§ **Provided records**:

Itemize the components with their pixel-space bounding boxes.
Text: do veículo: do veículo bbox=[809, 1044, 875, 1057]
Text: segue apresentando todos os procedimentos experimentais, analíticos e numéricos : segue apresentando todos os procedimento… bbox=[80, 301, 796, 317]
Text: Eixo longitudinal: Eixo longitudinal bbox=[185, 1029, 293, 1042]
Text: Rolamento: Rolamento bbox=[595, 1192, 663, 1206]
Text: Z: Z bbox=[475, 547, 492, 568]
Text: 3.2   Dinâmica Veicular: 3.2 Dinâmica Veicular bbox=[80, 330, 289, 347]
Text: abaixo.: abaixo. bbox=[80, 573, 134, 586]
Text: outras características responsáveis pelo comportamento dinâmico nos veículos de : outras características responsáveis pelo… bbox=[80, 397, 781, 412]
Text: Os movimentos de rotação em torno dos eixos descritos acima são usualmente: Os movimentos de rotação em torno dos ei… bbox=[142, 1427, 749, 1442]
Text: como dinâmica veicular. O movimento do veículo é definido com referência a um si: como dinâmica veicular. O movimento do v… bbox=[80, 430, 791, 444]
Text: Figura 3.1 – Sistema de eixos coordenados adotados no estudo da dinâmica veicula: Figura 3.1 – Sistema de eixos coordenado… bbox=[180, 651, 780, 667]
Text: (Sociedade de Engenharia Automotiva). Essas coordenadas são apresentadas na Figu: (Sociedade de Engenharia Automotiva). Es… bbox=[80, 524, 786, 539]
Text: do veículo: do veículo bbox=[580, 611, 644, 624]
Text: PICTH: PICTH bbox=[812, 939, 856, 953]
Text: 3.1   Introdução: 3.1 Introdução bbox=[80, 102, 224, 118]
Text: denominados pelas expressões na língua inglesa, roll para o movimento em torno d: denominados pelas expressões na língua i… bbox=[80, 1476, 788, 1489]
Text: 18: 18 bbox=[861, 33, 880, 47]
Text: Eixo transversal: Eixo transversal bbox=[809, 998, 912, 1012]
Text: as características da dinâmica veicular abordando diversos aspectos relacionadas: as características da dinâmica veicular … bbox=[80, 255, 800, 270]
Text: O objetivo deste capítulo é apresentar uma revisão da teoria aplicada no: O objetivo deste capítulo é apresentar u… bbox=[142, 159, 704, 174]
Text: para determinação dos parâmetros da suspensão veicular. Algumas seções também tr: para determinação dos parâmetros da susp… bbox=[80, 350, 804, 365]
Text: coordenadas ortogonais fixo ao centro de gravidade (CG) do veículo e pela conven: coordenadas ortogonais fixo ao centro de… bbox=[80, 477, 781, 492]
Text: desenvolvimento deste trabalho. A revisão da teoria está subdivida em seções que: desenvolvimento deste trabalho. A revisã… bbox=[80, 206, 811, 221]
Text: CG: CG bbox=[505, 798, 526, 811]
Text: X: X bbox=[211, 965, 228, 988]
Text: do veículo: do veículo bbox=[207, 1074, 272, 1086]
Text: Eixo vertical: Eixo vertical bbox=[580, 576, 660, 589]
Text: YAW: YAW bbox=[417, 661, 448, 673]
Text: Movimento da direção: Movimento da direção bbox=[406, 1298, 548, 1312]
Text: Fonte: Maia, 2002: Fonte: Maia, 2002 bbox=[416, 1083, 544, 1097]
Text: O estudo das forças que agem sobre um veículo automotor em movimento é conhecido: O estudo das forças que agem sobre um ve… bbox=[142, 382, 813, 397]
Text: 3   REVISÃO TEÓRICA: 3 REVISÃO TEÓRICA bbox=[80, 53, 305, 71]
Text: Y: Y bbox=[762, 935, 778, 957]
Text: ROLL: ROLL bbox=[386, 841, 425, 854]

§ **Instruction**: Could you copy the rows above word for word, from the first row through the row containing "Text: coordenadas ortogonais", with both of those rows included?

§ **Written reply**:
Itemize the components with their pixel-space bounding boxes.
Text: do veículo: do veículo bbox=[809, 1044, 875, 1057]
Text: segue apresentando todos os procedimentos experimentais, analíticos e numéricos : segue apresentando todos os procedimento… bbox=[80, 301, 796, 317]
Text: Eixo longitudinal: Eixo longitudinal bbox=[185, 1029, 293, 1042]
Text: Rolamento: Rolamento bbox=[595, 1192, 663, 1206]
Text: Z: Z bbox=[475, 547, 492, 568]
Text: 3.2   Dinâmica Veicular: 3.2 Dinâmica Veicular bbox=[80, 330, 289, 347]
Text: abaixo.: abaixo. bbox=[80, 573, 134, 586]
Text: outras características responsáveis pelo comportamento dinâmico nos veículos de : outras características responsáveis pelo… bbox=[80, 397, 781, 412]
Text: Os movimentos de rotação em torno dos eixos descritos acima são usualmente: Os movimentos de rotação em torno dos ei… bbox=[142, 1427, 749, 1442]
Text: como dinâmica veicular. O movimento do veículo é definido com referência a um si: como dinâmica veicular. O movimento do v… bbox=[80, 430, 791, 444]
Text: Figura 3.1 – Sistema de eixos coordenados adotados no estudo da dinâmica veicula: Figura 3.1 – Sistema de eixos coordenado… bbox=[180, 651, 780, 667]
Text: (Sociedade de Engenharia Automotiva). Essas coordenadas são apresentadas na Figu: (Sociedade de Engenharia Automotiva). Es… bbox=[80, 524, 786, 539]
Text: do veículo: do veículo bbox=[580, 611, 644, 624]
Text: PICTH: PICTH bbox=[812, 939, 856, 953]
Text: 3.1   Introdução: 3.1 Introdução bbox=[80, 102, 224, 118]
Text: denominados pelas expressões na língua inglesa, roll para o movimento em torno d: denominados pelas expressões na língua i… bbox=[80, 1476, 788, 1489]
Text: 18: 18 bbox=[861, 33, 880, 47]
Text: Eixo transversal: Eixo transversal bbox=[809, 998, 912, 1012]
Text: as características da dinâmica veicular abordando diversos aspectos relacionadas: as características da dinâmica veicular … bbox=[80, 255, 800, 270]
Text: O objetivo deste capítulo é apresentar uma revisão da teoria aplicada no: O objetivo deste capítulo é apresentar u… bbox=[142, 159, 704, 174]
Text: para determinação dos parâmetros da suspensão veicular. Algumas seções também tr: para determinação dos parâmetros da susp… bbox=[80, 350, 804, 365]
Text: coordenadas ortogonais fixo ao centro de gravidade (CG) do veículo e pela conven: coordenadas ortogonais fixo ao centro de… bbox=[80, 477, 781, 492]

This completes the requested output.